* _Supplied entries_:
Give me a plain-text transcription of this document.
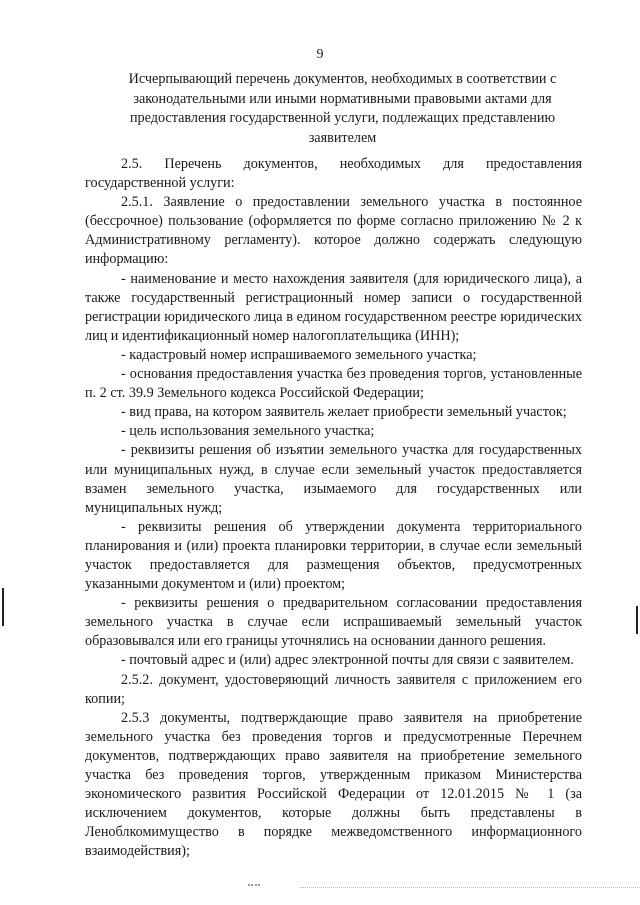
9
Исчерпывающий перечень документов, необходимых в соответствии с законодательными или иными нормативными правовыми актами для предоставления государственной услуги, подлежащих представлению заявителем

2.5. Перечень документов, необходимых для предоставления государственной услуги:

2.5.1. Заявление о предоставлении земельного участка в постоянное (бессрочное) пользование (оформляется по форме согласно приложению № 2 к Административному регламенту). которое должно содержать следующую информацию:

- наименование и место нахождения заявителя (для юридического лица), а также государственный регистрационный номер записи о государственной регистрации юридического лица в едином государственном реестре юридических лиц и идентификационный номер налогоплательщика (ИНН);

- кадастровый номер испрашиваемого земельного участка;

- основания предоставления участка без проведения торгов, установленные п. 2 ст. 39.9 Земельного кодекса Российской Федерации;

- вид права, на котором заявитель желает приобрести земельный участок;

- цель использования земельного участка;

- реквизиты решения об изъятии земельного участка для государственных или муниципальных нужд, в случае если земельный участок предоставляется взамен земельного участка, изымаемого для государственных или муниципальных нужд;

- реквизиты решения об утверждении документа территориального планирования и (или) проекта планировки территории, в случае если земельный участок предоставляется для размещения объектов, предусмотренных указанными документом и (или) проектом;

- реквизиты решения о предварительном согласовании предоставления земельного участка в случае если испрашиваемый земельный участок образовывался или его границы уточнялись на основании данного решения.

- почтовый адрес и (или) адрес электронной почты для связи с заявителем.

2.5.2. документ, удостоверяющий личность заявителя с приложением его копии;

2.5.3 документы, подтверждающие право заявителя на приобретение земельного участка без проведения торгов и предусмотренные Перечнем документов, подтверждающих право заявителя на приобретение земельного участка без проведения торгов, утвержденным приказом Министерства экономического развития Российской Федерации от 12.01.2015 № 1 (за исключением документов, которые должны быть представлены в Леноблкомимущество в порядке межведомственного информационного взаимодействия);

* _Set exercise_:
Above are records to transcribe exactly; leave their pictures out.

* _Response to this task_:
Give me a plain-text transcription of this document.
9
Исчерпывающий перечень документов, необходимых в соответствии с законодательными или иными нормативными правовыми актами для предоставления государственной услуги, подлежащих представлению заявителем

2.5. Перечень документов, необходимых для предоставления государственной услуги:

2.5.1. Заявление о предоставлении земельного участка в постоянное (бессрочное) пользование (оформляется по форме согласно приложению № 2 к Административному регламенту). которое должно содержать следующую информацию:

- наименование и место нахождения заявителя (для юридического лица), а также государственный регистрационный номер записи о государственной регистрации юридического лица в едином государственном реестре юридических лиц и идентификационный номер налогоплательщика (ИНН);

- кадастровый номер испрашиваемого земельного участка;

- основания предоставления участка без проведения торгов, установленные п. 2 ст. 39.9 Земельного кодекса Российской Федерации;

- вид права, на котором заявитель желает приобрести земельный участок;

- цель использования земельного участка;

- реквизиты решения об изъятии земельного участка для государственных или муниципальных нужд, в случае если земельный участок предоставляется взамен земельного участка, изымаемого для государственных или муниципальных нужд;

- реквизиты решения об утверждении документа территориального планирования и (или) проекта планировки территории, в случае если земельный участок предоставляется для размещения объектов, предусмотренных указанными документом и (или) проектом;

- реквизиты решения о предварительном согласовании предоставления земельного участка в случае если испрашиваемый земельный участок образовывался или его границы уточнялись на основании данного решения.

- почтовый адрес и (или) адрес электронной почты для связи с заявителем.

2.5.2. документ, удостоверяющий личность заявителя с приложением его копии;

2.5.3 документы, подтверждающие право заявителя на приобретение земельного участка без проведения торгов и предусмотренные Перечнем документов, подтверждающих право заявителя на приобретение земельного участка без проведения торгов, утвержденным приказом Министерства экономического развития Российской Федерации от 12.01.2015 № 1 (за исключением документов, которые должны быть представлены в Леноблкомимущество в порядке межведомственного информационного взаимодействия);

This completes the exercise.